*WHAT IS BEING ASKED:* Where does the string "data" appear? Copy every line of the entries below that holds it.

*INFORMATION SUPPLIED:*
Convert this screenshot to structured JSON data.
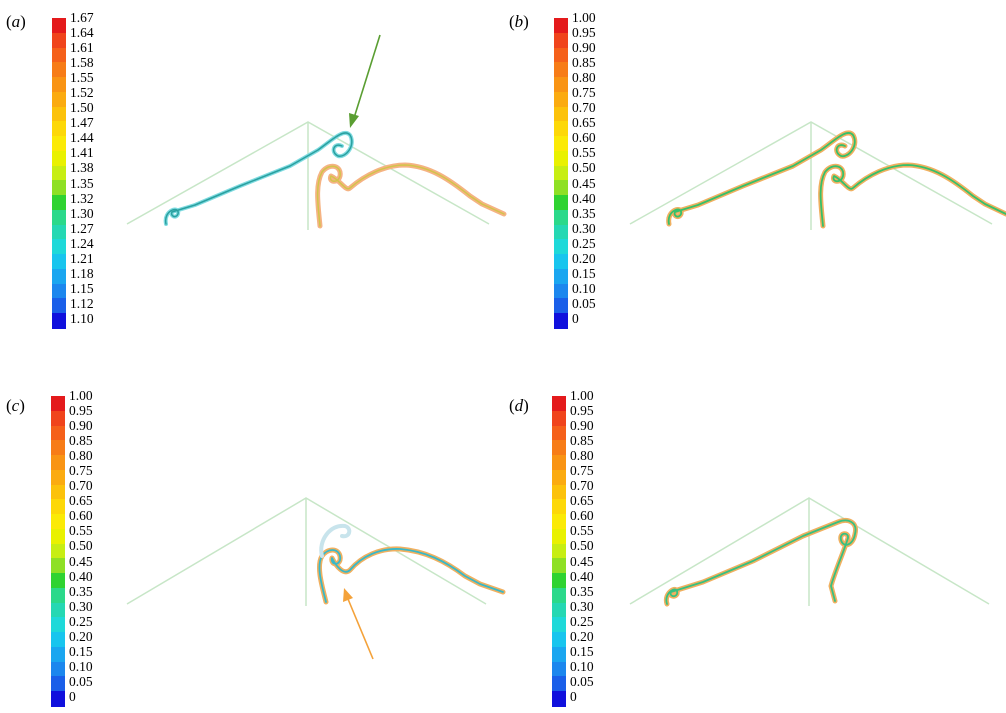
{
  "panels": [
    {
      "label": "a",
      "ticks": [
        "1.67",
        "1.64",
        "1.61",
        "1.58",
        "1.55",
        "1.52",
        "1.50",
        "1.47",
        "1.44",
        "1.41",
        "1.38",
        "1.35",
        "1.32",
        "1.30",
        "1.27",
        "1.24",
        "1.21",
        "1.18",
        "1.15",
        "1.12",
        "1.10"
      ]
    },
    {
      "label": "b",
      "ticks": [
        "1.00",
        "0.95",
        "0.90",
        "0.85",
        "0.80",
        "0.75",
        "0.70",
        "0.65",
        "0.60",
        "0.55",
        "0.50",
        "0.45",
        "0.40",
        "0.35",
        "0.30",
        "0.25",
        "0.20",
        "0.15",
        "0.10",
        "0.05",
        "0"
      ]
    },
    {
      "label": "c",
      "ticks": [
        "1.00",
        "0.95",
        "0.90",
        "0.85",
        "0.80",
        "0.75",
        "0.70",
        "0.65",
        "0.60",
        "0.55",
        "0.50",
        "0.45",
        "0.40",
        "0.35",
        "0.30",
        "0.25",
        "0.20",
        "0.15",
        "0.10",
        "0.05",
        "0"
      ]
    },
    {
      "label": "d",
      "ticks": [
        "1.00",
        "0.95",
        "0.90",
        "0.85",
        "0.80",
        "0.75",
        "0.70",
        "0.65",
        "0.60",
        "0.55",
        "0.50",
        "0.45",
        "0.40",
        "0.35",
        "0.30",
        "0.25",
        "0.20",
        "0.15",
        "0.10",
        "0.05",
        "0"
      ]
    }
  ],
  "colormap": [
    "#e41a1c",
    "#f0441c",
    "#f5601a",
    "#f77c17",
    "#f99414",
    "#fbab10",
    "#fcc20b",
    "#fdd808",
    "#fbea06",
    "#e9f100",
    "#c7ee13",
    "#8ee025",
    "#2fd331",
    "#2bd98a",
    "#25d8b3",
    "#1ed9d9",
    "#18c5ee",
    "#1aa6f0",
    "#1c87ee",
    "#1a5fe9",
    "#1010dd"
  ],
  "arrow_colors": {
    "a": "#5a9e32",
    "c": "#f4a23a"
  }
}
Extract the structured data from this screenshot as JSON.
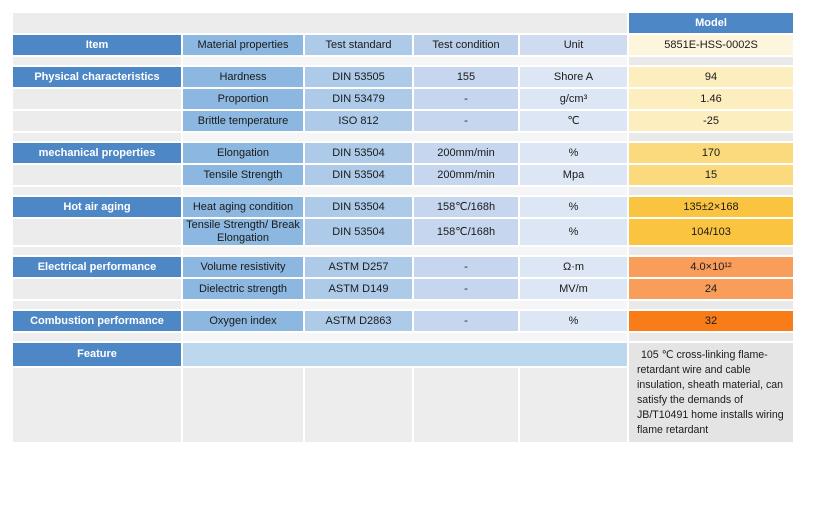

*TASK OUTPUT:*
Convert this screenshot to structured JSON data.
Extract the structured data from this screenshot as JSON.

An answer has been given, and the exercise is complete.